### Records about charts and figures
[Start]
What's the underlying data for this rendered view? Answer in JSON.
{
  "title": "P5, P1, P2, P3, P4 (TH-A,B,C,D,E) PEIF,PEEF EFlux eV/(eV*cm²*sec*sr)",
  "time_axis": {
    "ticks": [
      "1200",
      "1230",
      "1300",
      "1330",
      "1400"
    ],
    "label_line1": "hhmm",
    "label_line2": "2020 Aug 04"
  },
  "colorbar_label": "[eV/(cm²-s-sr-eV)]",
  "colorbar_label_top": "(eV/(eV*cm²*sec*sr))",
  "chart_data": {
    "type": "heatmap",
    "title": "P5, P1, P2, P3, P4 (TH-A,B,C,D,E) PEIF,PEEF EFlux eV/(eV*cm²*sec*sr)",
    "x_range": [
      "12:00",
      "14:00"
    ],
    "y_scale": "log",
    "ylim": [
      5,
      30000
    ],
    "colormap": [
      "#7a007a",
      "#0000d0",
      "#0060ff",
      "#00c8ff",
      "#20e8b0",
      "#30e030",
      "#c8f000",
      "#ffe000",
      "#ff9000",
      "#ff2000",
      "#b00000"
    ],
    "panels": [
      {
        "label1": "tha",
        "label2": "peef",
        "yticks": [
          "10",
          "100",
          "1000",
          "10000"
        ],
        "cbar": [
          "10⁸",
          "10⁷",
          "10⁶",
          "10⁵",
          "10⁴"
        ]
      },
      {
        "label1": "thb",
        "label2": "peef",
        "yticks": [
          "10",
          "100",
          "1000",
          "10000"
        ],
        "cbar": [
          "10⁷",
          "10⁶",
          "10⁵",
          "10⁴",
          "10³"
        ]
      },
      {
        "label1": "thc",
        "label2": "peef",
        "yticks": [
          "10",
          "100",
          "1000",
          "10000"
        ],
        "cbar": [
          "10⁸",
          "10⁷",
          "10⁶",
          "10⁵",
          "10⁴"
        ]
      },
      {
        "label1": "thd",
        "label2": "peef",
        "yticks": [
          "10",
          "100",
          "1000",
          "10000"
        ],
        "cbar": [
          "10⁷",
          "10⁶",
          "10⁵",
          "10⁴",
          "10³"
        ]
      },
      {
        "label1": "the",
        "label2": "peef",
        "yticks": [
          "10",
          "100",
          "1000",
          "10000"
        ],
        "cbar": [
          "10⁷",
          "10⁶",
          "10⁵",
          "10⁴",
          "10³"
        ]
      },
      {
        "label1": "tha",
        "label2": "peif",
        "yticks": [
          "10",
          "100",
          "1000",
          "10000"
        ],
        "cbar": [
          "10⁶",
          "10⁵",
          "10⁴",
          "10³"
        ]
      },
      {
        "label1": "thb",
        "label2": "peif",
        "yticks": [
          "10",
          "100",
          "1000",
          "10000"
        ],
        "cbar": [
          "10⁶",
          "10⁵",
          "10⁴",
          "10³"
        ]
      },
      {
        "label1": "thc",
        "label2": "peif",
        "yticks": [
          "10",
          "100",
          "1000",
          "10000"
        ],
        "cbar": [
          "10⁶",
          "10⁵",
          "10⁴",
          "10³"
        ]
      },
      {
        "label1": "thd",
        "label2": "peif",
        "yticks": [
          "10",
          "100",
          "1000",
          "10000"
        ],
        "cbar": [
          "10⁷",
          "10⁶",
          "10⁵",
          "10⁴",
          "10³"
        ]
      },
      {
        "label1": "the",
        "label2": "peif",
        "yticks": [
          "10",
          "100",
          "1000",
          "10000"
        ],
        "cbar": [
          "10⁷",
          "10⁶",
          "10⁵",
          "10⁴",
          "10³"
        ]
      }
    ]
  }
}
[End]
Each line of the material should be duplicated exactly, please.

What's the underlying data for this rendered view? Answer in JSON.
{
  "title": "P5, P1, P2, P3, P4 (TH-A,B,C,D,E) PEIF,PEEF EFlux eV/(eV*cm²*sec*sr)",
  "time_axis": {
    "ticks": [
      "1200",
      "1230",
      "1300",
      "1330",
      "1400"
    ],
    "label_line1": "hhmm",
    "label_line2": "2020 Aug 04"
  },
  "colorbar_label": "[eV/(cm²-s-sr-eV)]",
  "colorbar_label_top": "(eV/(eV*cm²*sec*sr))",
  "chart_data": {
    "type": "heatmap",
    "title": "P5, P1, P2, P3, P4 (TH-A,B,C,D,E) PEIF,PEEF EFlux eV/(eV*cm²*sec*sr)",
    "x_range": [
      "12:00",
      "14:00"
    ],
    "y_scale": "log",
    "ylim": [
      5,
      30000
    ],
    "colormap": [
      "#7a007a",
      "#0000d0",
      "#0060ff",
      "#00c8ff",
      "#20e8b0",
      "#30e030",
      "#c8f000",
      "#ffe000",
      "#ff9000",
      "#ff2000",
      "#b00000"
    ],
    "panels": [
      {
        "label1": "tha",
        "label2": "peef",
        "yticks": [
          "10",
          "100",
          "1000",
          "10000"
        ],
        "cbar": [
          "10⁸",
          "10⁷",
          "10⁶",
          "10⁵",
          "10⁴"
        ]
      },
      {
        "label1": "thb",
        "label2": "peef",
        "yticks": [
          "10",
          "100",
          "1000",
          "10000"
        ],
        "cbar": [
          "10⁷",
          "10⁶",
          "10⁵",
          "10⁴",
          "10³"
        ]
      },
      {
        "label1": "thc",
        "label2": "peef",
        "yticks": [
          "10",
          "100",
          "1000",
          "10000"
        ],
        "cbar": [
          "10⁸",
          "10⁷",
          "10⁶",
          "10⁵",
          "10⁴"
        ]
      },
      {
        "label1": "thd",
        "label2": "peef",
        "yticks": [
          "10",
          "100",
          "1000",
          "10000"
        ],
        "cbar": [
          "10⁷",
          "10⁶",
          "10⁵",
          "10⁴",
          "10³"
        ]
      },
      {
        "label1": "the",
        "label2": "peef",
        "yticks": [
          "10",
          "100",
          "1000",
          "10000"
        ],
        "cbar": [
          "10⁷",
          "10⁶",
          "10⁵",
          "10⁴",
          "10³"
        ]
      },
      {
        "label1": "tha",
        "label2": "peif",
        "yticks": [
          "10",
          "100",
          "1000",
          "10000"
        ],
        "cbar": [
          "10⁶",
          "10⁵",
          "10⁴",
          "10³"
        ]
      },
      {
        "label1": "thb",
        "label2": "peif",
        "yticks": [
          "10",
          "100",
          "1000",
          "10000"
        ],
        "cbar": [
          "10⁶",
          "10⁵",
          "10⁴",
          "10³"
        ]
      },
      {
        "label1": "thc",
        "label2": "peif",
        "yticks": [
          "10",
          "100",
          "1000",
          "10000"
        ],
        "cbar": [
          "10⁶",
          "10⁵",
          "10⁴",
          "10³"
        ]
      },
      {
        "label1": "thd",
        "label2": "peif",
        "yticks": [
          "10",
          "100",
          "1000",
          "10000"
        ],
        "cbar": [
          "10⁷",
          "10⁶",
          "10⁵",
          "10⁴",
          "10³"
        ]
      },
      {
        "label1": "the",
        "label2": "peif",
        "yticks": [
          "10",
          "100",
          "1000",
          "10000"
        ],
        "cbar": [
          "10⁷",
          "10⁶",
          "10⁵",
          "10⁴",
          "10³"
        ]
      }
    ]
  }
}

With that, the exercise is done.